__SUPPLIED DATA__:
- - - - -

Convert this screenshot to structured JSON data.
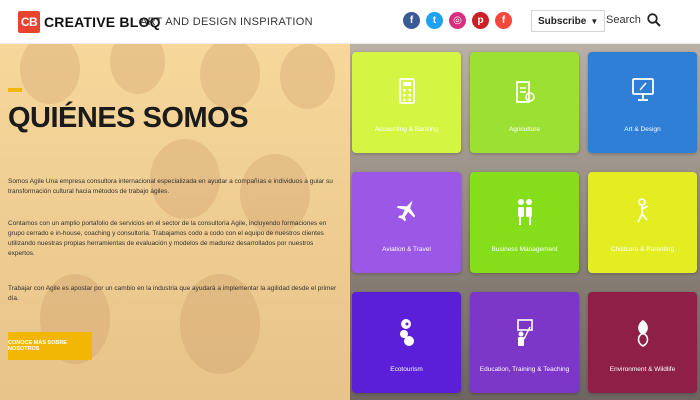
{
  "header": {
    "logo_badge": "CB",
    "logo_text": "CREATIVE BLOQ",
    "tagline": "ART AND DESIGN INSPIRATION",
    "social": [
      "f",
      "t",
      "◎",
      "p",
      "f"
    ],
    "subscribe_label": "Subscribe",
    "subscribe_caret": "▼",
    "search_label": "Search"
  },
  "hero": {
    "title": "QUIÉNES SOMOS",
    "paragraphs": [
      "Somos Agile Una empresa consultora internacional especializada en ayudar a compañías e individuos a guiar su transformación cultural hacia métodos de trabajo ágiles.",
      "Contamos con un amplio portafolio de servicios en el sector de la consultoría Agile, incluyendo formaciones en grupo cerrado e in-house, coaching y consultoría. Trabajamos codo a codo con el equipo de nuestros clientes utilizando nuestras propias herramientas de evaluación y modelos de madurez desarrollados por nuestros expertos.",
      "Trabajar con Agile es apostar por un cambio en la industria que ayudará a implementar la agilidad desde el primer día."
    ],
    "cta_label": "CONOCE MÁS SOBRE NOSOTROS"
  },
  "tiles": [
    {
      "label": "Accounting & Banking",
      "icon": "calculator-icon",
      "color": "#d4f542"
    },
    {
      "label": "Agriculture",
      "icon": "agriculture-icon",
      "color": "#9be033"
    },
    {
      "label": "Art & Design",
      "icon": "monitor-icon",
      "color": "#2f7fd6"
    },
    {
      "label": "Aviation & Travel",
      "icon": "airplane-icon",
      "color": "#9b57e6"
    },
    {
      "label": "Business Management",
      "icon": "business-icon",
      "color": "#86dd1a"
    },
    {
      "label": "Childcare & Parenting",
      "icon": "childcare-icon",
      "color": "#e3ed22"
    },
    {
      "label": "Ecotourism",
      "icon": "ecotourism-icon",
      "color": "#5a1fd6"
    },
    {
      "label": "Education, Training & Teaching",
      "icon": "education-icon",
      "color": "#7c36c8"
    },
    {
      "label": "Environment & Wildlife",
      "icon": "environment-icon",
      "color": "#8e2048"
    }
  ]
}
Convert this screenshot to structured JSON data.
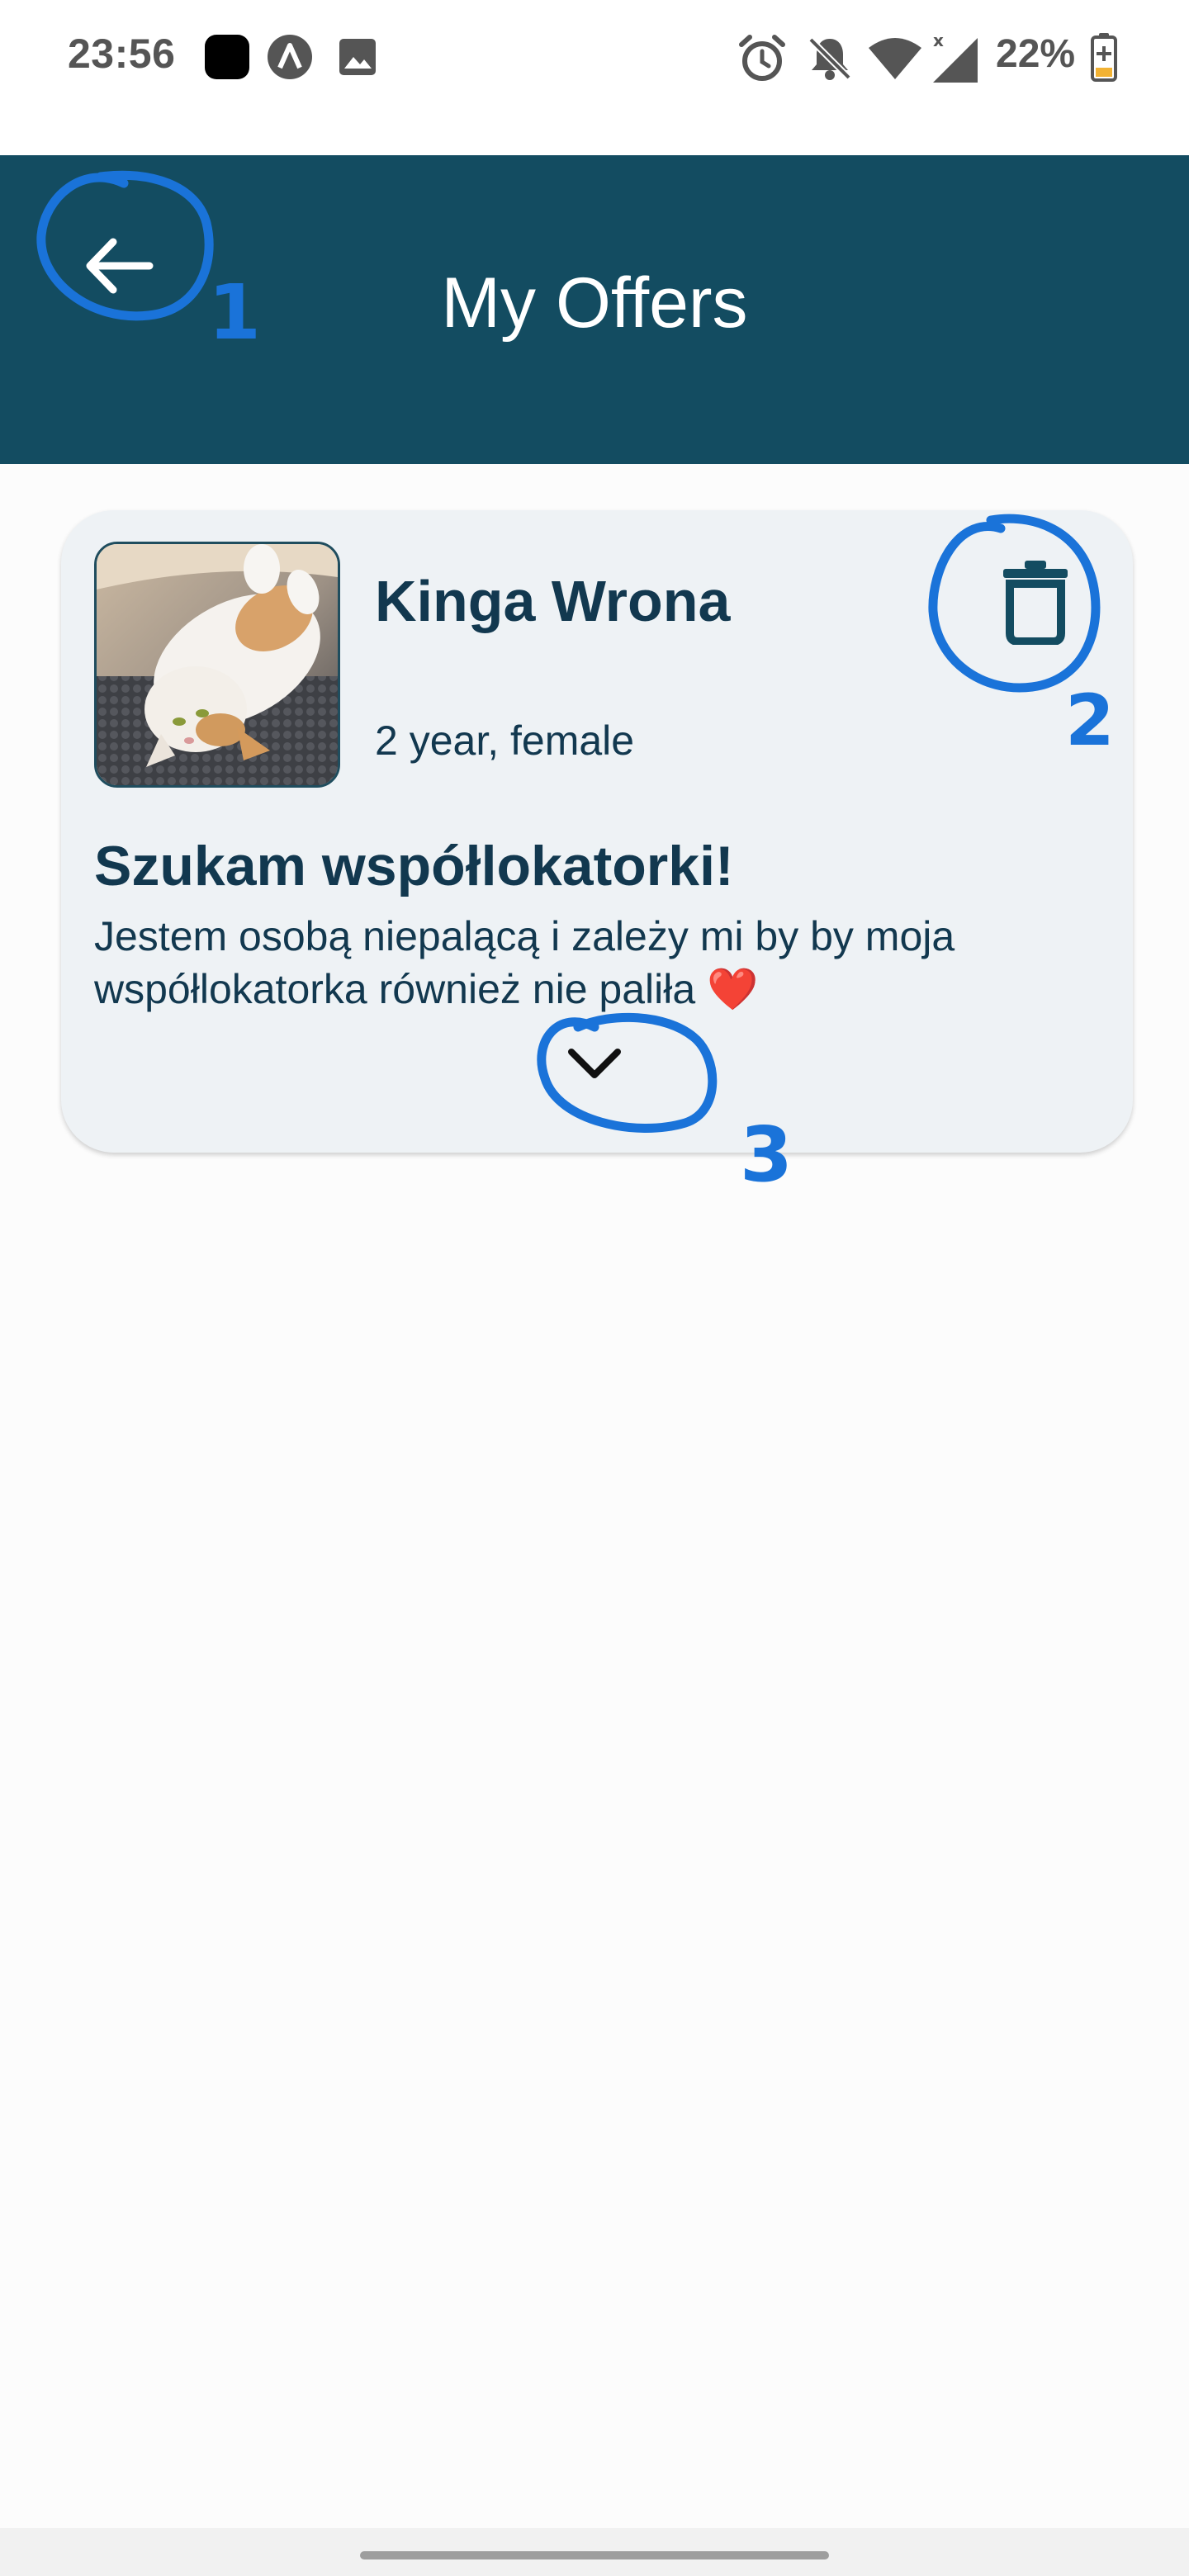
{
  "status_bar": {
    "time": "23:56",
    "battery": "22%",
    "left_icons": [
      "app-square-icon",
      "assistant-icon",
      "gallery-icon"
    ],
    "right_icons": [
      "alarm-icon",
      "muted-bell-icon",
      "wifi-icon",
      "signal-icon",
      "battery-charging-icon"
    ]
  },
  "app_bar": {
    "title": "My Offers",
    "background": "#134c61"
  },
  "offer": {
    "owner_name": "Kinga Wrona",
    "owner_meta": "2 year, female",
    "title": "Szukam współlokatorki!",
    "description": "Jestem osobą niepalącą i zależy mi by by moja współlokatorka również nie paliła ❤️",
    "card_background": "#eef2f5",
    "text_color": "#12384f"
  },
  "annotations": {
    "color": "#1a73d9",
    "labels": [
      "1",
      "2",
      "3"
    ]
  }
}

- - - - -

Repeat the entries exactly. Pictures are excluded from the copy.

Convert this screenshot to structured JSON data.
{
  "header": {
    "logo_badge": "CB",
    "logo_text": "CREATIVE BLOQ",
    "tagline": "ART AND DESIGN INSPIRATION",
    "social": [
      "f",
      "t",
      "◎",
      "p",
      "f"
    ],
    "subscribe_label": "Subscribe",
    "subscribe_caret": "▼",
    "search_label": "Search"
  },
  "hero": {
    "title": "QUIÉNES SOMOS",
    "paragraphs": [
      "Somos Agile Una empresa consultora internacional especializada en ayudar a compañías e individuos a guiar su transformación cultural hacia métodos de trabajo ágiles.",
      "Contamos con un amplio portafolio de servicios en el sector de la consultoría Agile, incluyendo formaciones en grupo cerrado e in-house, coaching y consultoría. Trabajamos codo a codo con el equipo de nuestros clientes utilizando nuestras propias herramientas de evaluación y modelos de madurez desarrollados por nuestros expertos.",
      "Trabajar con Agile es apostar por un cambio en la industria que ayudará a implementar la agilidad desde el primer día."
    ],
    "cta_label": "CONOCE MÁS SOBRE NOSOTROS"
  },
  "tiles": [
    {
      "label": "Accounting & Banking",
      "icon": "calculator-icon",
      "color": "#d4f542"
    },
    {
      "label": "Agriculture",
      "icon": "agriculture-icon",
      "color": "#9be033"
    },
    {
      "label": "Art & Design",
      "icon": "monitor-icon",
      "color": "#2f7fd6"
    },
    {
      "label": "Aviation & Travel",
      "icon": "airplane-icon",
      "color": "#9b57e6"
    },
    {
      "label": "Business Management",
      "icon": "business-icon",
      "color": "#86dd1a"
    },
    {
      "label": "Childcare & Parenting",
      "icon": "childcare-icon",
      "color": "#e3ed22"
    },
    {
      "label": "Ecotourism",
      "icon": "ecotourism-icon",
      "color": "#5a1fd6"
    },
    {
      "label": "Education, Training & Teaching",
      "icon": "education-icon",
      "color": "#7c36c8"
    },
    {
      "label": "Environment & Wildlife",
      "icon": "environment-icon",
      "color": "#8e2048"
    }
  ]
}
Convert this screenshot to structured JSON data.
{
  "status_bar": {
    "time": "23:56",
    "battery": "22%",
    "left_icons": [
      "app-square-icon",
      "assistant-icon",
      "gallery-icon"
    ],
    "right_icons": [
      "alarm-icon",
      "muted-bell-icon",
      "wifi-icon",
      "signal-icon",
      "battery-charging-icon"
    ]
  },
  "app_bar": {
    "title": "My Offers",
    "background": "#134c61"
  },
  "offer": {
    "owner_name": "Kinga Wrona",
    "owner_meta": "2 year, female",
    "title": "Szukam współlokatorki!",
    "description": "Jestem osobą niepalącą i zależy mi by by moja współlokatorka również nie paliła ❤️",
    "card_background": "#eef2f5",
    "text_color": "#12384f"
  },
  "annotations": {
    "color": "#1a73d9",
    "labels": [
      "1",
      "2",
      "3"
    ]
  }
}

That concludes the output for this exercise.